Count the lines in the entries below that include the word "time". Give nothing but the number.

--- Extracted records ---
------------------------------------
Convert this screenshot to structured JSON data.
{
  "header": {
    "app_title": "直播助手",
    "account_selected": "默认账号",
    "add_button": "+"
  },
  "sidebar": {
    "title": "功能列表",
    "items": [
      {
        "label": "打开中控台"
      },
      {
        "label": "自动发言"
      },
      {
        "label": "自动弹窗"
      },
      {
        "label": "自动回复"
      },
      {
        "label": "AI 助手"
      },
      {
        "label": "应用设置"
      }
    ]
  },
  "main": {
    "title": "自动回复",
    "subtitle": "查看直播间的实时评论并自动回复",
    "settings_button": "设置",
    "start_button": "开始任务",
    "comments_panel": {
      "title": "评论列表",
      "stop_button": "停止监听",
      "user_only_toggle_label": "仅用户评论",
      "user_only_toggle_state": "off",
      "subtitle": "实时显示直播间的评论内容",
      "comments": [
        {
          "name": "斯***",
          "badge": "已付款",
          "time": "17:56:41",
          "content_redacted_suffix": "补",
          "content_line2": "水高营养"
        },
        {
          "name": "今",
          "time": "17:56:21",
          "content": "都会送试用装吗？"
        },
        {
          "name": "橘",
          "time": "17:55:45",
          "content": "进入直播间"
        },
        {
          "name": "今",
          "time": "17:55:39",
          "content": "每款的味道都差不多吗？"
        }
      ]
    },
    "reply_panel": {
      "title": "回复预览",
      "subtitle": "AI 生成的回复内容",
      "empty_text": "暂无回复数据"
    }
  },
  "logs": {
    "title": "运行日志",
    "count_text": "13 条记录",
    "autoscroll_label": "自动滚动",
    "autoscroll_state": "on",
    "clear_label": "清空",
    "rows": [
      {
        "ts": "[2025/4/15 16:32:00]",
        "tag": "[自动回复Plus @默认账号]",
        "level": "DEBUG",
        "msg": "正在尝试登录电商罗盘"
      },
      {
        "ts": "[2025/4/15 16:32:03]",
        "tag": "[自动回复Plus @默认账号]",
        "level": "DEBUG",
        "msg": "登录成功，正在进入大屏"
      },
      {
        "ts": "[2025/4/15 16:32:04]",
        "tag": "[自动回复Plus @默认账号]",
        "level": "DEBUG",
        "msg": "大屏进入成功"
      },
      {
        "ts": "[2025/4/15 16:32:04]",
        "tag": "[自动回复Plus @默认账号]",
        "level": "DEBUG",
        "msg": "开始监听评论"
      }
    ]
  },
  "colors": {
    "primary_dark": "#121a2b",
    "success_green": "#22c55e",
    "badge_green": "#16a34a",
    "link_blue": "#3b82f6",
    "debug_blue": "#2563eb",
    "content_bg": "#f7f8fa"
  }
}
------------------------------------
--- FINAL RESULT ---
4